• **Requirements**
Scan the records for the string "образа"; copy each line where it occurs.

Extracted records
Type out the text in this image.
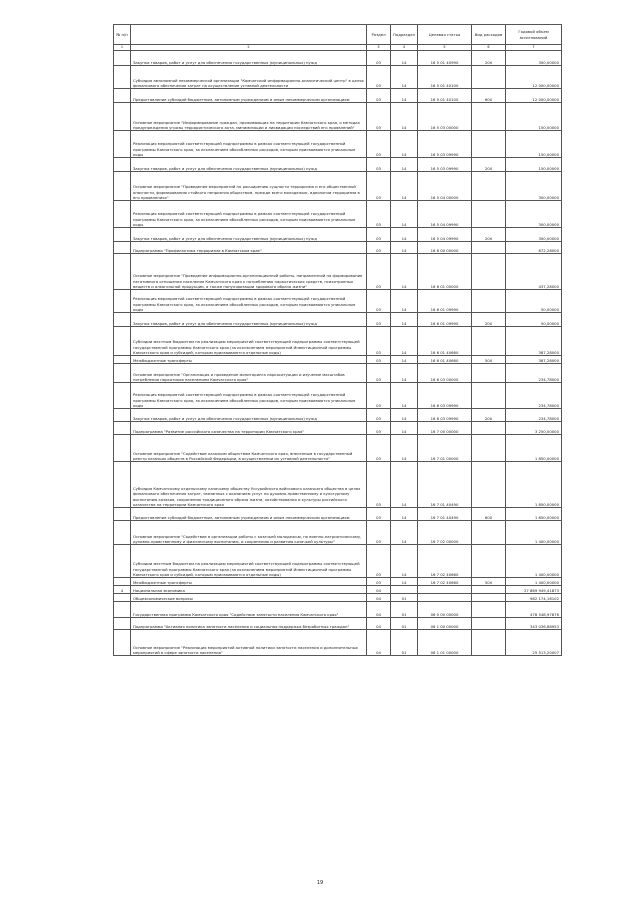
№ п/п		Раздел	Подраздел	Целевая статья	Вид расходов	Годовой объем ассигнований
1	2	3	4	5	6	7
	Закупка товаров, работ и услуг для обеспечения государственных (муниципальных) нужд	03	14	16 5 01 40990	200	300,00000
	Субсидия автономной некоммерческой организации "Камчатский информационно-аналитический центр" в целях финансового обеспечения затрат на осуществление уставной деятельности	03	14	16 5 01 40100		12 000,00000
	Предоставление субсидий бюджетным, автономным учреждениям и иным некоммерческим организациям	03	14	16 5 01 40100	600	12 000,00000
	Основное мероприятие "Информирование граждан, проживающих на территории Камчатского края, о методах предупреждения угрозы террористического акта, минимизации и ликвидации последствий его проявлений"	03	14	16 5 03 00000		150,00000
	Реализация мероприятий соответствующей подпрограммы в рамках соответствующей государственной программы Камчатского края, за исключением обособленных расходов, которым присваиваются уникальные коды	03	14	16 5 03 09990		150,00000
	Закупка товаров, работ и услуг для обеспечения государственных (муниципальных) нужд	03	14	16 5 03 09990	200	150,00000
	Основное мероприятие "Проведение мероприятий по расширению сущности терроризма и его общественной опасности, формированию стойкого неприятия обществом, прежде всего молодежью, идеологии терроризма в его проявлениях"	03	14	16 5 04 00000		300,00000
	Реализация мероприятий соответствующей подпрограммы в рамках соответствующей государственной программы Камчатского края, за исключением обособленных расходов, которым присваиваются уникальные коды	03	14	16 5 04 09990		300,00000
	Закупка товаров, работ и услуг для обеспечения государственных (муниципальных) нужд	03	14	16 5 04 09990	200	300,00000
	Подпрограмма "Профилактика терроризма в Камчатском крае"	03	14	16 6 00 00000		672,28000
	Основное мероприятие "Проведение информационно-организационной работы, направленной на формирование негативного отношения населения Камчатского края к потреблению наркотических средств, психотропных веществ и алкогольной продукции, а также популяризации здорового образа жизни"	03	14	16 6 01 00000		437,28000
	Реализация мероприятий соответствующей подпрограммы в рамках соответствующей государственной программы Камчатского края, за исключением обособленных расходов, которым присваиваются уникальные коды	03	14	16 6 01 09990		50,00000
	Закупка товаров, работ и услуг для обеспечения государственных (муниципальных) нужд	03	14	16 6 01 09990	200	50,00000
	Субсидии местным бюджетам на реализацию мероприятий соответствующей подпрограммы соответствующей государственной программы Камчатского края (за исключением мероприятий Инвестиционной программы Камчатского края и субсидий, которым присваиваются отдельные коды)	03	14	16 6 01 40660		387,28000
	Межбюджетные трансферты	03	14	16 6 01 40660	500	387,28000
	Основное мероприятие "Организация и проведение мониторинга наркоситуации и изучение масштабов потребления наркотиков населением Камчатского края"	03	14	16 6 03 00000		234,78000
	Реализация мероприятий соответствующей подпрограммы в рамках соответствующей государственной программы Камчатского края, за исключением обособленных расходов, которым присваиваются уникальные коды	03	14	16 6 03 09990		234,78000
	Закупка товаров, работ и услуг для обеспечения государственных (муниципальных) нужд	03	14	16 6 03 09990	200	234,78000
	Подпрограмма "Развитие российского казачества на территории Камчатского края"	03	14	16 7 00 00000		3 250,00000
	Основное мероприятие "Содействие казачьим обществам Камчатского края, внесенным в государственный реестр казачьих обществ в Российской Федерации, в осуществлении их уставной деятельности"	03	14	16 7 01 00000		1 850,00000
	Субсидия Камчатскому отдельскому казачьему обществу Уссурийского войскового казачьего общества в целях финансового обеспечения затрат, связанных с оказанием услуг по духовно-нравственному и культурному воспитанию казаков, сохранению традиционного образа жизни, хозяйствования и культуры российского казачества на территории Камчатского края	03	14	16 7 01 40490		1 850,00000
	Предоставление субсидий бюджетным, автономным учреждениям и иным некоммерческим организациям	03	14	16 7 01 40490	600	1 850,00000
	Основное мероприятие "Содействие в организации работы с казачьей молодежью, по военно-патриотическому, духовно-нравственному и физическому воспитанию, и сохранению и развитию казачьей культуры"	03	14	16 7 02 00000		1 400,00000
	Субсидии местным бюджетам на реализацию мероприятий соответствующей подпрограммы соответствующей государственной программы Камчатского края (за исключением мероприятий Инвестиционной программы Камчатского края и субсидий, которым присваиваются отдельные коды)	03	14	16 7 02 40660		1 400,00000
	Межбюджетные трансферты	03	14	16 7 02 40660	500	1 400,00000
4	Национальная экономика	04				27 869 949,41873
	Общеэкономические вопросы	04	01			982 174,16102
	Государственная программа Камчатского края "Содействие занятости населения Камчатского края"	04	01	06 0 00 00000		478 548,97876
	Подпрограмма "Активная политика занятости населения и социальная поддержка безработных граждан"	04	01	06 1 00 00000		343 036,88953
	Основное мероприятие "Реализация мероприятий активной политики занятости населения и дополнительных мероприятий в сфере занятости населения"	04	01	06 1 01 00000		25 513,20007
19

• **Solution for this problem**
	Основное мероприятие "Проведение информационно-организационной работы, направленной на формирование негативного отношения населения Камчатского края к потреблению наркотических средств, психотропных веществ и алкогольной продукции, а также популяризации здорового образа жизни"	03	14	16 6 01 00000		437,28000
	Субсидия Камчатскому отдельскому казачьему обществу Уссурийского войскового казачьего общества в целях финансового обеспечения затрат, связанных с оказанием услуг по духовно-нравственному и культурному воспитанию казаков, сохранению традиционного образа жизни, хозяйствования и культуры российского казачества на территории Камчатского края	03	14	16 7 01 40490		1 850,00000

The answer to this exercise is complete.